WRITTEN EXERCISE 1: Lay out the rows from the line containing "house-drop-cables <box>149 115 289 193</box>" through the line containing "central-subtitle-line-2: raccordement <box>27", inclusive, as a JSON list of strings with one string per line and no blank lines.

----

Victoria Beckham has slammed Chris Evans for forcing her to weigh herself live on TV in 1999, after giving birth to Brooklyn. “Can you imagine doing that nowadays?” she told Vogue Australia.

It’s shocking. It happened on Evans’s Channel 4 show TFI Friday, when Beckham was still a Spice Girl. In the clip, Evans says “Is your weight back to normal?” – before asking her to step onto some scales to check. “Eight stone’s not bad at all, is it?” he says jovially.

Beckham also talks about the media obsession with her body in the forthcoming interview: “I’ve had ‘Porky Posh’, I’ve had ‘Skeletal Posh’. After I had Brooklyn, there was a picture pointing to every single part of my body where I had to focus on losing the weight from.”

It made me think. We would never dream of mentioning a person’s weight in a profile interview on the culture desk – or talk about it unless they brought it up. But the media do routinely report a subject’s age. “The 41-year-old, Oscar-nominated actor…”

Is it always necessary we mention a woman’s age? Does it make them feel judged unless they are under 30? And how do we describe female subjects when they are older?

We tend to describe what our subjects are wearing and how they look. It might be a snappy sentence, but it’s generally in there. Men’s faces are craggy, which is still attractive – but a woman’s? Are they world-weary? Wise looking? Looking suspiciously young for their 70-plus age?

----

WRITTEN EXERCISE 2: Pick up the piece on how the media treat women's weight and age where it stops, and carry it forward.

EXTRACTED RECORDS:
----

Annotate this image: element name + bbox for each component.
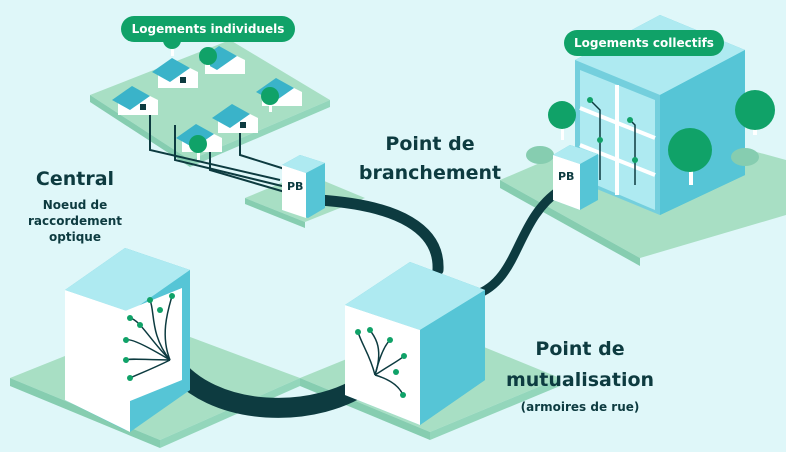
house-drop-cables <box>149 115 289 193</box>
central-title: Central <box>35 168 115 190</box>
tree-icon <box>199 47 217 72</box>
tree-icon <box>189 135 207 160</box>
house-4 <box>212 104 258 133</box>
pb-box-building <box>553 145 598 210</box>
central-subtitle-line-2: raccordement <box>27 214 123 228</box>
mutualisation-subtitle: (armoires de rue) <box>520 400 640 414</box>
pb-box-houses <box>282 155 325 218</box>
bush-icon <box>526 146 759 166</box>
house-1 <box>112 86 158 115</box>
house-2 <box>152 58 198 88</box>
tree-icon <box>548 101 576 140</box>
branch-point-title-line-1: Point de <box>385 133 475 155</box>
tree-icon <box>668 128 712 185</box>
tree-icon <box>261 87 279 112</box>
cable-mutualisation-to-building <box>470 185 565 300</box>
pb-label-building: PB <box>558 170 575 183</box>
collective-housing-label: Logements collectifs <box>564 30 724 56</box>
central-subtitle-line-3: optique <box>49 230 101 244</box>
branch-point-title-line-2: branchement <box>358 162 502 184</box>
central-subtitle-line-1: Noeud de <box>42 198 108 212</box>
mutualisation-title-line-1: Point de <box>535 338 625 360</box>
mutualisation-box <box>345 262 485 425</box>
tree-icon <box>735 90 775 135</box>
pb-label-houses: PB <box>287 180 304 193</box>
central-box <box>65 248 190 432</box>
cable-pb-to-mutualisation <box>312 194 444 276</box>
mutualisation-title-line-2: mutualisation <box>505 369 655 391</box>
individual-housing-label: Logements individuels <box>121 16 295 42</box>
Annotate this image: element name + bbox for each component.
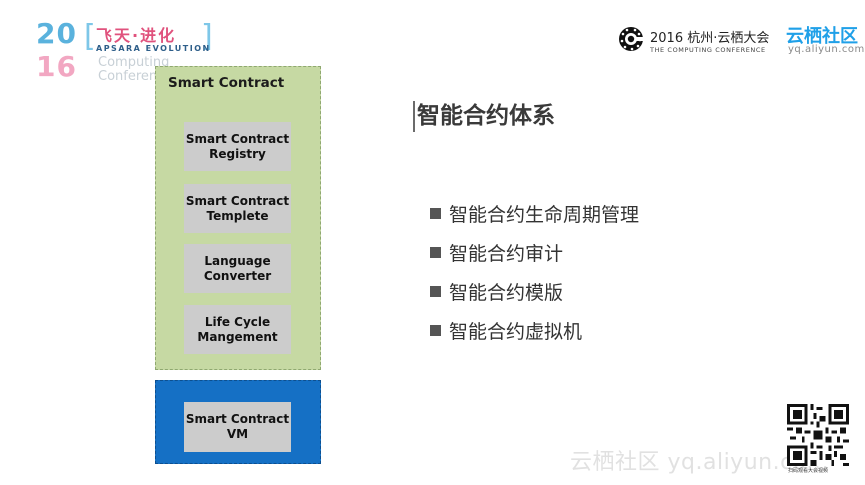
logo-bracket-left: [ [84,19,96,54]
heading-accent-bar [413,101,415,132]
layer-gap [155,370,321,380]
logo-year-top: 20 [36,17,77,50]
square-bullet-icon [430,247,441,258]
logo-title-en: APSARA EVOLUTION [96,44,211,53]
qr-code-icon[interactable] [787,404,849,466]
logo-subtitle-line2: Conference [98,69,173,84]
conference-subtitle: THE COMPUTING CONFERENCE [650,46,766,54]
bullet-text: 智能合约模版 [449,282,564,304]
bullet-item: 智能合约生命周期管理 [430,194,639,233]
bullet-item: 智能合约虚拟机 [430,311,639,350]
bullet-list: 智能合约生命周期管理 智能合约审计 智能合约模版 智能合约虚拟机 [430,194,639,350]
square-bullet-icon [430,286,441,297]
square-bullet-icon [430,208,441,219]
watermark: 云栖社区 yq.aliyun.com [570,450,829,475]
bullet-text: 智能合约审计 [449,243,564,265]
logo-subtitle: Computing Conference [98,56,172,84]
logo-title-cn: 飞天·进化 [96,26,177,45]
slide-heading: 智能合约体系 [417,103,555,129]
logo-bracket-right: ] [201,19,213,54]
module-template: Smart Contract Templete [184,184,291,233]
brand-url[interactable]: yq.aliyun.com [788,44,865,55]
bullet-item: 智能合约审计 [430,233,639,272]
smart-contract-title: Smart Contract [168,75,285,91]
square-bullet-icon [430,325,441,336]
event-logo: 20 16 [ 飞天·进化 ] APSARA EVOLUTION Computi… [36,20,216,90]
logo-year-bottom: 16 [36,50,77,83]
conference-title: 2016 杭州·云栖大会 [650,31,770,46]
brand-name: 云栖社区 [786,26,858,47]
module-life-cycle: Life Cycle Mangement [184,305,291,354]
module-language-converter: Language Converter [184,244,291,293]
bullet-text: 智能合约虚拟机 [449,321,583,343]
conference-globe-icon [619,27,644,51]
bullet-item: 智能合约模版 [430,272,639,311]
module-vm: Smart Contract VM [184,402,291,452]
bullet-text: 智能合约生命周期管理 [449,204,640,226]
module-registry: Smart Contract Registry [184,122,291,171]
logo-subtitle-line1: Computing [98,55,170,70]
qr-caption: 扫码观看大会视频 [788,468,829,474]
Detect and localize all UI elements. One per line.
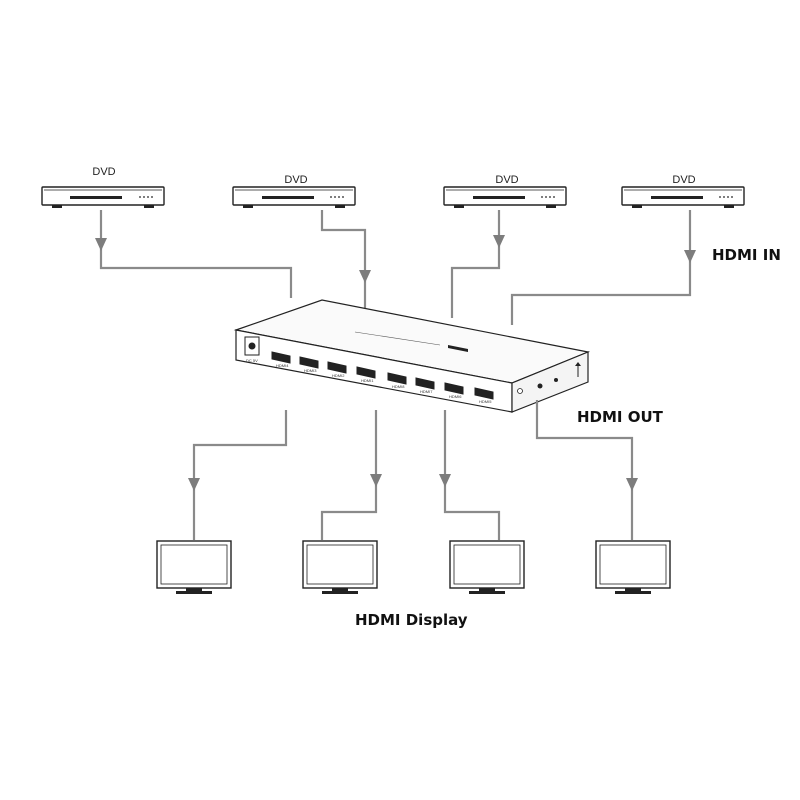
output-cable-1 — [188, 410, 288, 540]
arrow-down-icon — [684, 250, 696, 263]
svg-text:HDMI2: HDMI2 — [332, 373, 345, 378]
dvd-player-3: DVD — [443, 174, 567, 208]
monitor-icon — [449, 540, 525, 594]
dvd-player-2: DVD — [232, 174, 356, 208]
dvd-player-1: DVD — [41, 166, 165, 208]
input-cable-4 — [510, 210, 696, 325]
input-cable-2 — [320, 210, 371, 308]
svg-text:HDMI8: HDMI8 — [392, 384, 405, 389]
arrow-down-icon — [370, 474, 382, 487]
display-3 — [449, 540, 525, 594]
arrow-down-icon — [493, 235, 505, 248]
monitor-icon — [302, 540, 378, 594]
input-cable-1 — [95, 210, 293, 298]
display-1 — [156, 540, 232, 594]
output-cable-4 — [535, 400, 638, 540]
arrow-down-icon — [188, 478, 200, 491]
svg-text:HDMI6: HDMI6 — [449, 394, 462, 399]
arrow-down-icon — [626, 478, 638, 491]
monitor-icon — [595, 540, 671, 594]
svg-text:HDMI1: HDMI1 — [361, 378, 374, 383]
dvd-player-icon — [232, 186, 356, 208]
dvd-label-3: DVD — [495, 174, 518, 186]
svg-text:DC 5V: DC 5V — [246, 358, 258, 363]
dvd-label-1: DVD — [92, 166, 115, 178]
input-cable-3 — [450, 210, 505, 318]
arrow-down-icon — [439, 474, 451, 487]
svg-text:HDMI4: HDMI4 — [276, 363, 289, 368]
svg-text:HDMI3: HDMI3 — [304, 368, 317, 373]
hdmi-display-label: HDMI Display — [355, 611, 468, 629]
dvd-player-4: DVD — [621, 174, 745, 208]
arrow-down-icon — [359, 270, 371, 283]
display-2 — [302, 540, 378, 594]
dvd-player-icon — [621, 186, 745, 208]
svg-text:HDMI5: HDMI5 — [479, 399, 492, 404]
hdmi-in-label: HDMI IN — [712, 246, 781, 264]
output-cable-2 — [320, 410, 382, 540]
dvd-label-4: DVD — [672, 174, 695, 186]
display-4 — [595, 540, 671, 594]
svg-text:HDMI7: HDMI7 — [420, 389, 433, 394]
monitor-icon — [156, 540, 232, 594]
dvd-player-icon — [443, 186, 567, 208]
hdmi-out-label: HDMI OUT — [577, 408, 664, 426]
hdmi-matrix-switch-icon: DC 5V HDMI4 HDMI3 HDMI2 HDMI1 HDMI8 HDMI… — [233, 299, 591, 413]
arrow-down-icon — [95, 238, 107, 251]
dvd-player-icon — [41, 186, 165, 208]
output-cable-3 — [439, 410, 501, 540]
dvd-label-2: DVD — [284, 174, 307, 186]
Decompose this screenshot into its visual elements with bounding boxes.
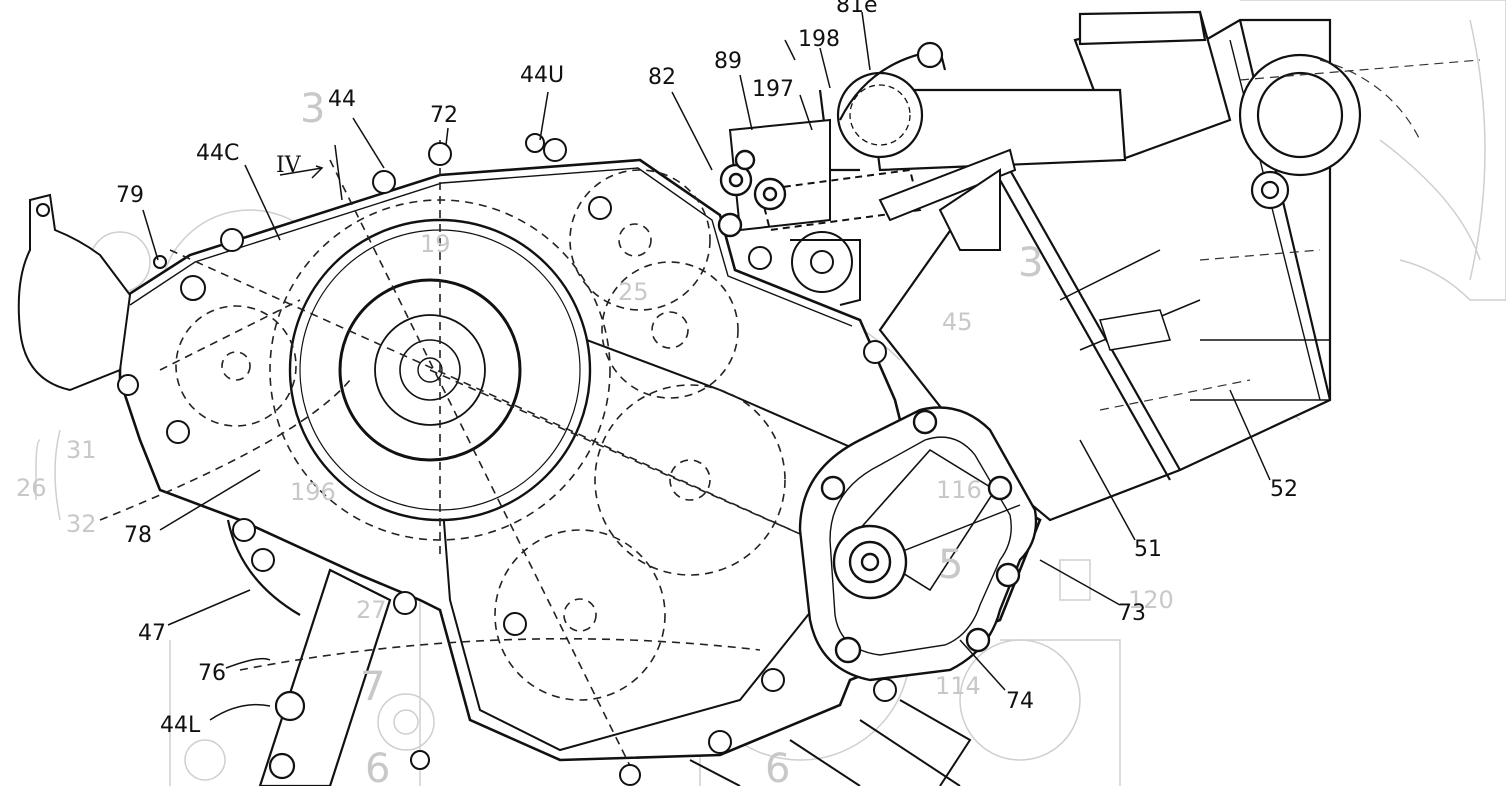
ghost-label-196: 196 bbox=[290, 478, 336, 506]
cover-bolts bbox=[117, 133, 897, 786]
ghost-label-31: 31 bbox=[66, 436, 97, 464]
label-73: 73 bbox=[1118, 601, 1146, 626]
ghost-label-120: 120 bbox=[1128, 586, 1174, 614]
ghost-label-32: 32 bbox=[66, 510, 97, 538]
label-44u: 44U bbox=[520, 63, 564, 88]
ghost-label-6a: 6 bbox=[365, 746, 390, 786]
label-72: 72 bbox=[430, 103, 458, 128]
label-81e: 81e bbox=[836, 0, 878, 18]
label-82: 82 bbox=[648, 65, 676, 90]
lower-struts bbox=[689, 699, 972, 787]
label-74: 74 bbox=[1006, 689, 1034, 714]
intake-pipe bbox=[818, 10, 1232, 172]
ghost-label-6b: 6 bbox=[765, 746, 790, 786]
ghost-label-5: 5 bbox=[938, 542, 963, 588]
label-47: 47 bbox=[138, 621, 166, 646]
label-44c: 44C bbox=[196, 141, 239, 166]
label-44l: 44L bbox=[160, 713, 201, 738]
ghost-label-27: 27 bbox=[356, 596, 387, 624]
ghost-labels: 3 3 45 26 31 32 19 196 25 7 6 6 5 114 11… bbox=[16, 86, 1174, 791]
ghost-label-25: 25 bbox=[618, 278, 649, 306]
leader-lines bbox=[142, 11, 1271, 721]
ghost-label-7: 7 bbox=[360, 664, 385, 710]
label-197: 197 bbox=[752, 77, 794, 102]
label-76: 76 bbox=[198, 661, 226, 686]
left-mount bbox=[17, 193, 167, 392]
cylinder-dashed-details bbox=[1099, 59, 1481, 411]
ghost-label-26: 26 bbox=[16, 474, 47, 502]
label-iv: IV bbox=[276, 153, 302, 178]
label-44: 44 bbox=[328, 87, 356, 112]
label-198: 198 bbox=[798, 27, 840, 52]
throttle-body bbox=[728, 118, 1017, 306]
ghost-label-3b: 3 bbox=[1018, 240, 1043, 286]
tensioner-rollers bbox=[717, 149, 787, 238]
ghost-label-3a: 3 bbox=[300, 86, 325, 132]
label-79: 79 bbox=[116, 183, 144, 208]
ghost-label-116: 116 bbox=[936, 476, 982, 504]
ghost-label-45: 45 bbox=[942, 308, 973, 336]
label-78: 78 bbox=[124, 523, 152, 548]
hidden-gears bbox=[99, 140, 961, 787]
cylinder-block bbox=[878, 18, 1362, 522]
reference-labels: 44 72 44U 82 89 197 198 81e 44C IV 79 78… bbox=[116, 0, 1298, 738]
label-52: 52 bbox=[1270, 477, 1298, 502]
ghost-label-19: 19 bbox=[420, 230, 451, 258]
lower-bracket bbox=[226, 519, 392, 788]
output-cover bbox=[798, 406, 1038, 682]
label-89: 89 bbox=[714, 49, 742, 74]
label-51: 51 bbox=[1134, 537, 1162, 562]
ghost-label-114: 114 bbox=[935, 672, 981, 700]
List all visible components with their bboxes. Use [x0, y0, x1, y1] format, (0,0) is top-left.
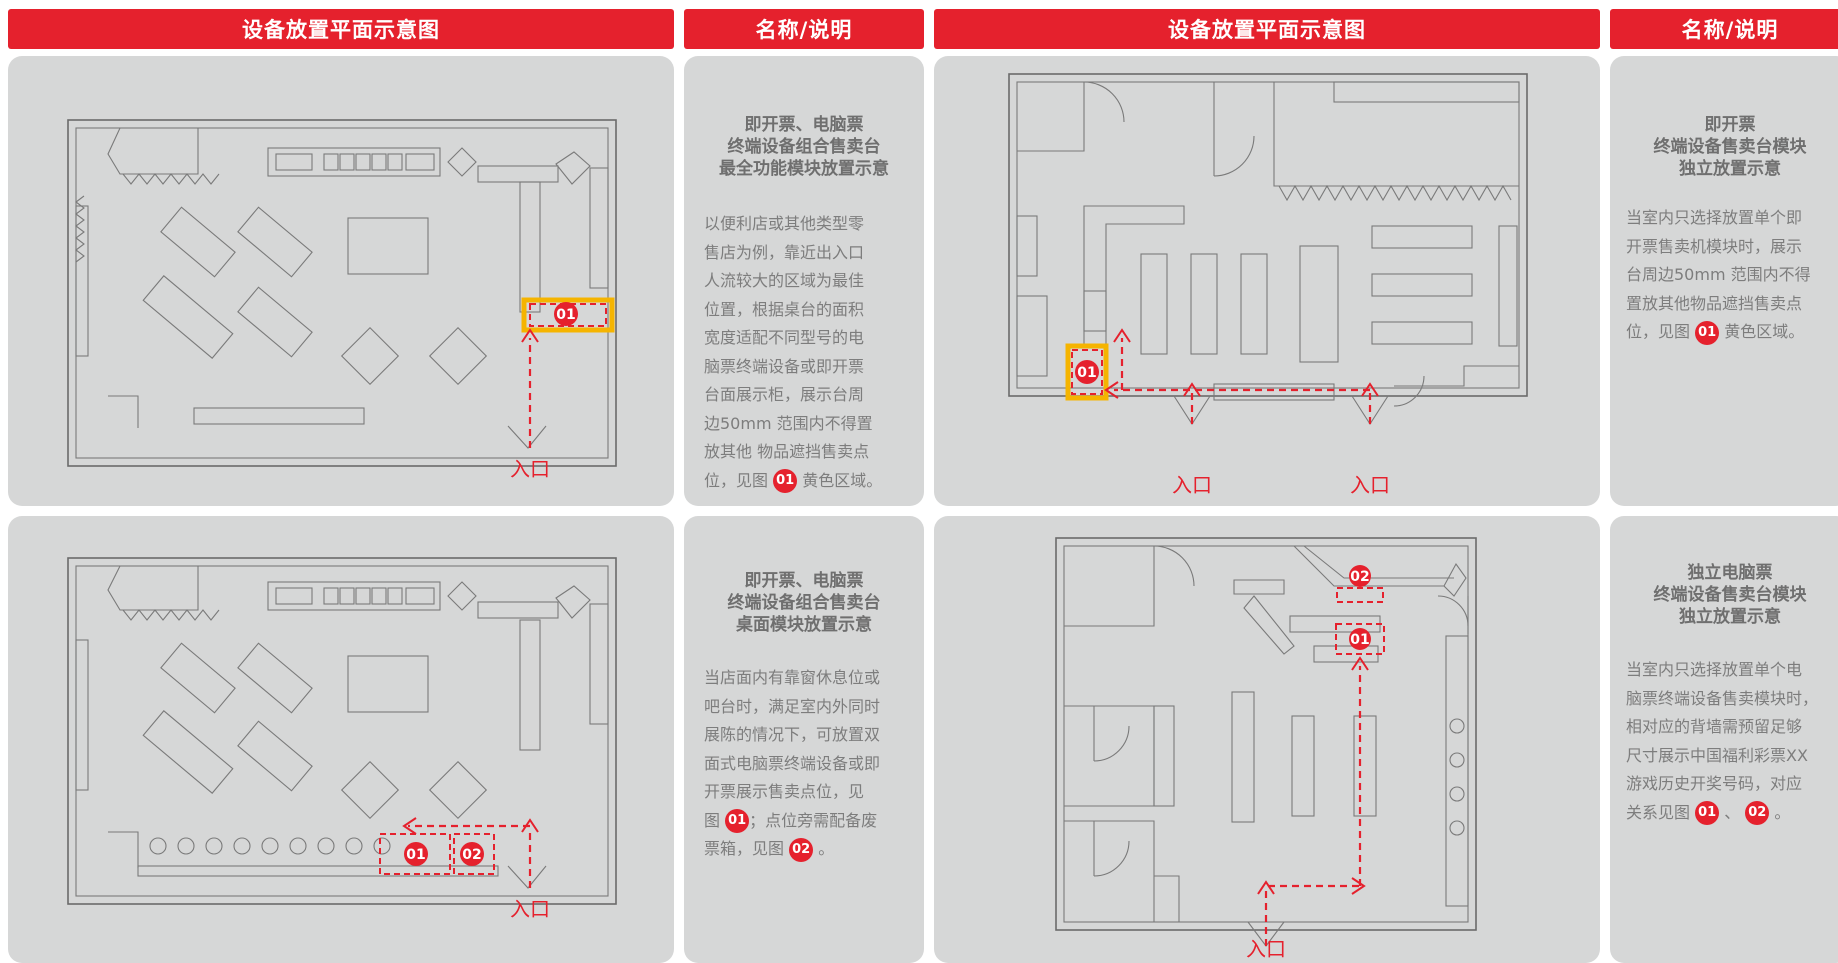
description-top-left: 即开票、电脑票 终端设备组合售卖台 最全功能模块放置示意 以便利店或其他类型零 …	[684, 56, 924, 506]
badge-01-text: 01	[1077, 365, 1096, 381]
badge-02-text: 02	[1350, 569, 1369, 585]
highlight-zone-01	[1065, 343, 1109, 401]
header-layout-left: 设备放置平面示意图	[8, 9, 674, 49]
building-walls	[1055, 537, 1477, 931]
shelving	[75, 565, 609, 877]
floorplan-bottom-right: 02 01 入口	[934, 516, 1600, 963]
entrance-doors	[108, 395, 547, 449]
badge-01-text: 01	[406, 847, 425, 863]
dashed-zone-02	[453, 833, 495, 875]
badge-02-circle	[1349, 565, 1371, 587]
entrance-doors	[108, 831, 547, 889]
dashed-zone-01	[1071, 349, 1103, 395]
description-body: 当室内只选择放置单个电 脑票终端设备售卖模块时， 相对应的背墙需预留足够 尺寸展…	[1626, 656, 1818, 827]
floorplan-bottom-left-drawing: 01 02 入口	[67, 557, 617, 921]
description-title: 即开票 终端设备售卖台模块 独立放置示意	[1653, 115, 1807, 179]
entrance-label: 入口	[510, 897, 550, 921]
badge-01-circle	[1075, 360, 1099, 384]
badge-01-circle	[554, 302, 578, 326]
description-body: 以便利店或其他类型零 售店为例，靠近出入口 人流较大的区域为最佳 位置，根据桌台…	[704, 210, 882, 495]
description-top-right: 即开票 终端设备售卖台模块 独立放置示意 当室内只选择放置单个即 开票售卖机模块…	[1610, 56, 1838, 506]
floorplan-bottom-right-drawing: 02 01 入口	[1055, 537, 1477, 961]
shelving	[1016, 184, 1519, 407]
highlight-zone-01	[521, 297, 615, 333]
entrance-label: 入口	[1172, 473, 1212, 497]
badge-01-circle	[404, 842, 428, 866]
badge-01: 01	[1695, 320, 1720, 345]
badge-01-text: 01	[1350, 632, 1369, 648]
description-body: 当室内只选择放置单个即 开票售卖机模块时，展示 台周边50mm 范围内不得 置放…	[1626, 204, 1811, 347]
badge-01: 01	[1695, 801, 1720, 825]
description-title: 独立电脑票 终端设备售卖台模块 独立放置示意	[1653, 563, 1807, 627]
badge-01-circle	[1349, 628, 1371, 650]
badge-02-text: 02	[462, 847, 481, 863]
badge-02-circle	[460, 842, 484, 866]
entrance-label: 入口	[510, 457, 550, 481]
description-title: 即开票、电脑票 终端设备组合售卖台 最全功能模块放置示意	[719, 115, 889, 179]
description-title: 即开票、电脑票 终端设备组合售卖台 桌面模块放置示意	[727, 571, 881, 635]
floorplan-top-left: 01 入口	[8, 56, 674, 506]
floorplan-top-right: 01 入口 入口	[934, 56, 1600, 506]
floorplan-top-left-drawing: 01 入口	[67, 119, 617, 481]
dashed-zone-01	[529, 303, 607, 327]
header-name-right: 名称/说明	[1610, 9, 1838, 49]
bar-stools	[149, 837, 391, 855]
shelving	[1153, 545, 1469, 907]
description-body: 当店面内有靠窗休息位或 吧台时，满足室内外同时 展陈的情况下，可放置双 面式电脑…	[704, 664, 880, 864]
entrance-label: 入口	[1246, 937, 1286, 961]
badge-01: 01	[725, 809, 750, 833]
dashed-zone-01	[1335, 623, 1385, 655]
badge-02: 02	[789, 837, 814, 862]
sofa-seating	[142, 206, 488, 386]
description-bottom-left: 即开票、电脑票 终端设备组合售卖台 桌面模块放置示意 当店面内有靠窗休息位或 吧…	[684, 516, 924, 963]
header-layout-right: 设备放置平面示意图	[934, 9, 1600, 49]
shelving	[75, 127, 609, 425]
dashed-zone-02	[1336, 587, 1384, 603]
floorplan-bottom-left: 01 02 入口	[8, 516, 674, 963]
badge-01: 01	[773, 469, 798, 493]
description-bottom-right: 独立电脑票 终端设备售卖台模块 独立放置示意 当室内只选择放置单个电 脑票终端设…	[1610, 516, 1838, 963]
sofa-seating	[142, 642, 488, 820]
entrance-label: 入口	[1350, 473, 1390, 497]
building-walls	[67, 119, 617, 467]
header-name-left: 名称/说明	[684, 9, 924, 49]
badge-02: 02	[1745, 801, 1770, 825]
badge-01-text: 01	[556, 307, 575, 323]
floorplan-top-right-drawing: 01 入口 入口	[1008, 73, 1528, 497]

----

RESPONSE 1:
[
  "house-drop-cables <box>149 115 289 193</box>",
  "central-title: Central <box>35 168 115 190</box>",
  "tree-icon <box>199 47 217 72</box>",
  "tree-icon <box>189 135 207 160</box>",
  "house-4 <box>212 104 258 133</box>",
  "pb-box-building <box>553 145 598 210</box>",
  "central-subtitle-line-2: raccordement <box>27 214 123 228</box>"
]

RESPONSE 2:
I might write that a man’s hair is grey – but would I bother to say that about a woman? Probably not. It’s not so sexy. I prefer focusing on a person’s body language, mannerisms, essence – even their laugh.

Sexism, ageism and gender inequality are still rife in the entertainment world. I interviewed one up-and-coming TV actor last year in her thirties who refused to tell me her exact age as she told me it impacts her casting opportunities.

Now, with Botox, fillers and nip and tucks, even face lifts – think of Madonna now aged 63 – true age isn’t reflective of how people look anyway. It’s important to get across your subject vividly, but while the media is still so obsessed with a women’s age, weight and looks – maybe it’s time to lose those details.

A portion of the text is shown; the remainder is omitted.